[Stored items]

______________________________

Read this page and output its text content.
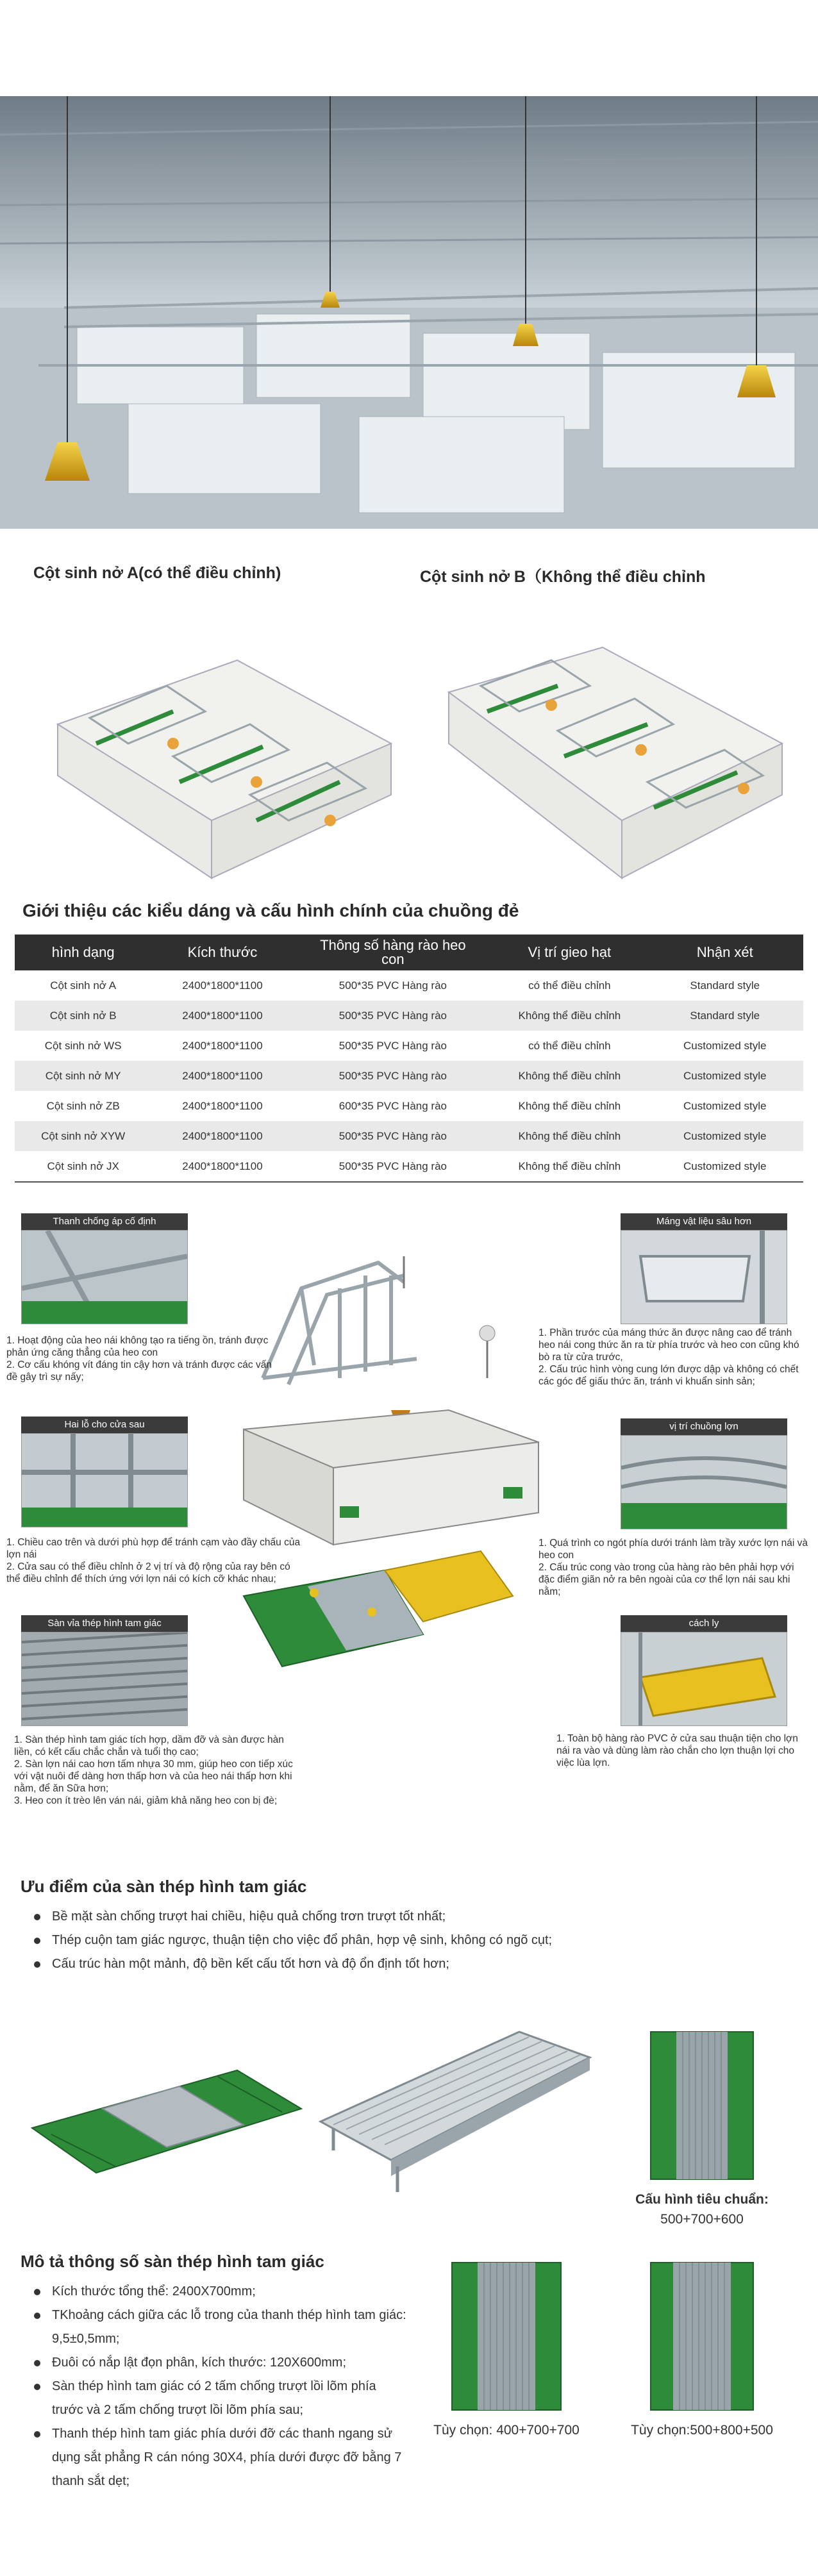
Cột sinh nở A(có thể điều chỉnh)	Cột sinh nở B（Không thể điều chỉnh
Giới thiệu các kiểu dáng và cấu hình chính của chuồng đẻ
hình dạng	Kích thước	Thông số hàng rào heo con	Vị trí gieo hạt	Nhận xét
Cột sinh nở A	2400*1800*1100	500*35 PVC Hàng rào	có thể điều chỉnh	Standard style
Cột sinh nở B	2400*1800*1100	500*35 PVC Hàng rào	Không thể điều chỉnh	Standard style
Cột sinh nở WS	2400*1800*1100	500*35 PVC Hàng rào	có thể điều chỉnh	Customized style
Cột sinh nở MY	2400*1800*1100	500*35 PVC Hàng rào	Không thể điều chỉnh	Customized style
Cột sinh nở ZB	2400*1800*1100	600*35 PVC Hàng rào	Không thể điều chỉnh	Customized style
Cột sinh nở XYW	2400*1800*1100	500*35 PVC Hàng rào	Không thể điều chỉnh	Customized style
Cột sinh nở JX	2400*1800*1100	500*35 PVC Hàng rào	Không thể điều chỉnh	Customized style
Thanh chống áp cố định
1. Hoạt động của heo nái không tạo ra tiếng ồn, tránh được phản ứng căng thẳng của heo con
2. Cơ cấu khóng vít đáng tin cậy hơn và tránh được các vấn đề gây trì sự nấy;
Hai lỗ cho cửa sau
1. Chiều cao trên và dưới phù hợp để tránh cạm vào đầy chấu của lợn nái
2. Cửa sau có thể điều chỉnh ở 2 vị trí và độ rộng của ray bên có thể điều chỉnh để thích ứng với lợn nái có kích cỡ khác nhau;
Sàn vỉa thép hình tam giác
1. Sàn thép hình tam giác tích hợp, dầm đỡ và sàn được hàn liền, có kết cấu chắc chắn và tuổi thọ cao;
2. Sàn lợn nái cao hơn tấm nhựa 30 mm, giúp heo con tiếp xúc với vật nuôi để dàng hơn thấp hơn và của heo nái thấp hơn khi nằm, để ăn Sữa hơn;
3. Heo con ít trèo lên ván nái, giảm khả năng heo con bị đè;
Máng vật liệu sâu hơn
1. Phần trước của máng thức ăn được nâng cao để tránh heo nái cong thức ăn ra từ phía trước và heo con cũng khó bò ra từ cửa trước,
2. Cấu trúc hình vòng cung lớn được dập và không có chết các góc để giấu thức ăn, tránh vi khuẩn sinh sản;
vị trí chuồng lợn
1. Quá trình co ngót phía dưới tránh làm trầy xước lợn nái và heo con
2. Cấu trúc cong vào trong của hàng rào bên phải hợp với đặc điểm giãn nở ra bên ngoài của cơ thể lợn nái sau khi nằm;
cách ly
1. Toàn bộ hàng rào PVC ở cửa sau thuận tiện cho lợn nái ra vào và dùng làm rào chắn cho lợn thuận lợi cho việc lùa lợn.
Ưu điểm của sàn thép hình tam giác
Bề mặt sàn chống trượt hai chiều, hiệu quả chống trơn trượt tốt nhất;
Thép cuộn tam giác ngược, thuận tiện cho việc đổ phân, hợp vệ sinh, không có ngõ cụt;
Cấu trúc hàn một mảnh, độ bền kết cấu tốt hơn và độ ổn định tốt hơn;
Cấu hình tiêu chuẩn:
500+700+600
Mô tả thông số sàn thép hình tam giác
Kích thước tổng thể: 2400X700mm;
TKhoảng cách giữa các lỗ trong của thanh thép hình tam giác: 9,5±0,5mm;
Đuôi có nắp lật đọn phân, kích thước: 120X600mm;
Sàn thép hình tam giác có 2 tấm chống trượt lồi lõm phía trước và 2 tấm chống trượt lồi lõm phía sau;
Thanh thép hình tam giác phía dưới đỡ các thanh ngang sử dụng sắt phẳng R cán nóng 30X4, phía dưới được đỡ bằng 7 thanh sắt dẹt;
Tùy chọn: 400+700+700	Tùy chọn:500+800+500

______________________________

### [TASK OBJECTIVE]
Gather, from the listing above, every line carrying the word "thuận".

### [EXERCISE RESULT]
1. Toàn bộ hàng rào PVC ở cửa sau thuận tiện cho lợn nái ra vào và dùng làm rào chắn cho lợn thuận lợi cho việc lùa lợn.
Thép cuộn tam giác ngược, thuận tiện cho việc đổ phân, hợp vệ sinh, không có ngõ cụt;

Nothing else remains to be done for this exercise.